[TO BE DONE]:
The entries below contain pictures. Retype everything except those pictures, exactly as given.

Data entries:
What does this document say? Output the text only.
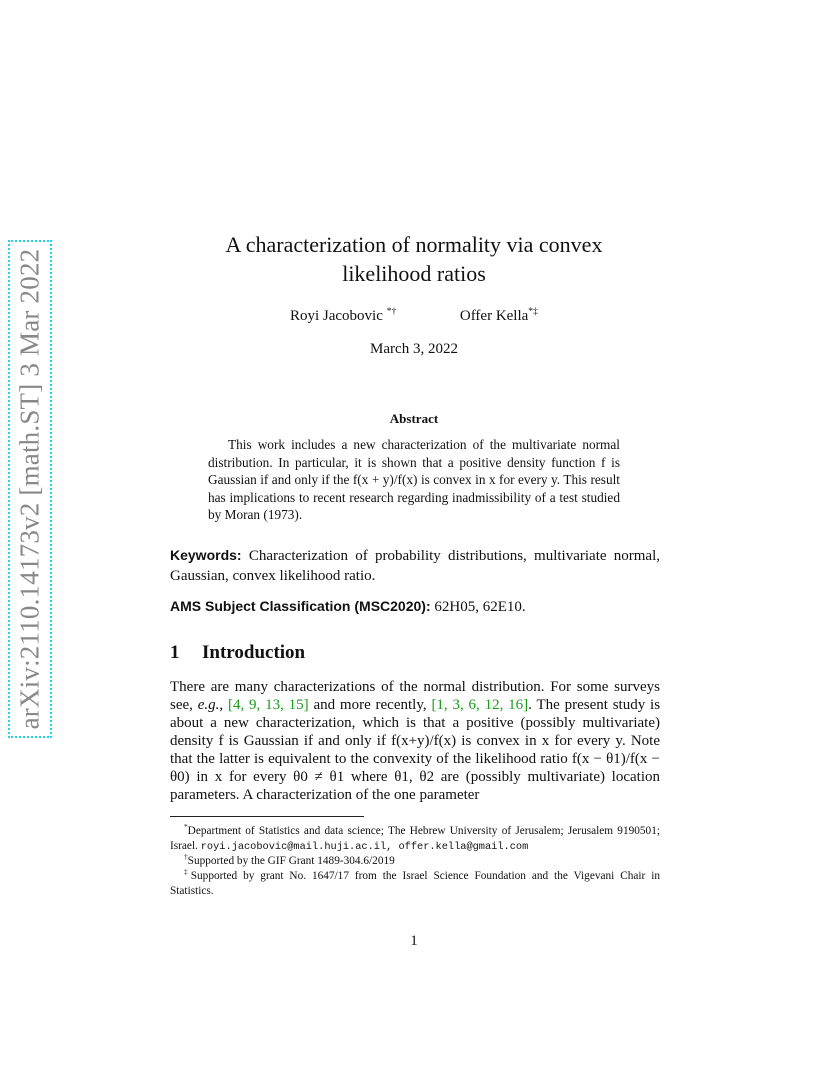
arXiv:2110.14173v2 [math.ST] 3 Mar 2022
A characterization of normality via convex likelihood ratios
Royi Jacobovic *†	Offer Kella*‡
March 3, 2022
Abstract
This work includes a new characterization of the multivariate normal distribution. In particular, it is shown that a positive density function f is Gaussian if and only if the f(x + y)/f(x) is convex in x for every y. This result has implications to recent research regarding inadmissibility of a test studied by Moran (1973).
Keywords: Characterization of probability distributions, multivariate normal, Gaussian, convex likelihood ratio.
AMS Subject Classification (MSC2020): 62H05, 62E10.
1 Introduction
There are many characterizations of the normal distribution. For some surveys see, e.g., [4, 9, 13, 15] and more recently, [1, 3, 6, 12, 16]. The present study is about a new characterization, which is that a positive (possibly multivariate) density f is Gaussian if and only if f(x+y)/f(x) is convex in x for every y. Note that the latter is equivalent to the convexity of the likelihood ratio f(x − θ1)/f(x − θ0) in x for every θ0 ≠ θ1 where θ1, θ2 are (possibly multivariate) location parameters. A characterization of the one parameter
*Department of Statistics and data science; The Hebrew University of Jerusalem; Jerusalem 9190501; Israel. royi.jacobovic@mail.huji.ac.il, offer.kella@gmail.com
†Supported by the GIF Grant 1489-304.6/2019
‡Supported by grant No. 1647/17 from the Israel Science Foundation and the Vigevani Chair in Statistics.
1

[ANSWER TO THE TASK]:
What does this document say? Output the text only.
arXiv:2110.14173v2 [math.ST] 3 Mar 2022
A characterization of normality via convex likelihood ratios
Royi Jacobovic *†	Offer Kella*‡
March 3, 2022
Abstract
This work includes a new characterization of the multivariate normal distribution. In particular, it is shown that a positive density function f is Gaussian if and only if the f(x + y)/f(x) is convex in x for every y. This result has implications to recent research regarding inadmissibility of a test studied by Moran (1973).
Keywords: Characterization of probability distributions, multivariate normal, Gaussian, convex likelihood ratio.
AMS Subject Classification (MSC2020): 62H05, 62E10.
1 Introduction
There are many characterizations of the normal distribution. For some surveys see, e.g., [4, 9, 13, 15] and more recently, [1, 3, 6, 12, 16]. The present study is about a new characterization, which is that a positive (possibly multivariate) density f is Gaussian if and only if f(x+y)/f(x) is convex in x for every y. Note that the latter is equivalent to the convexity of the likelihood ratio f(x − θ1)/f(x − θ0) in x for every θ0 ≠ θ1 where θ1, θ2 are (possibly multivariate) location parameters. A characterization of the one parameter
*Department of Statistics and data science; The Hebrew University of Jerusalem; Jerusalem 9190501; Israel. royi.jacobovic@mail.huji.ac.il, offer.kella@gmail.com
†Supported by the GIF Grant 1489-304.6/2019
‡Supported by grant No. 1647/17 from the Israel Science Foundation and the Vigevani Chair in Statistics.
1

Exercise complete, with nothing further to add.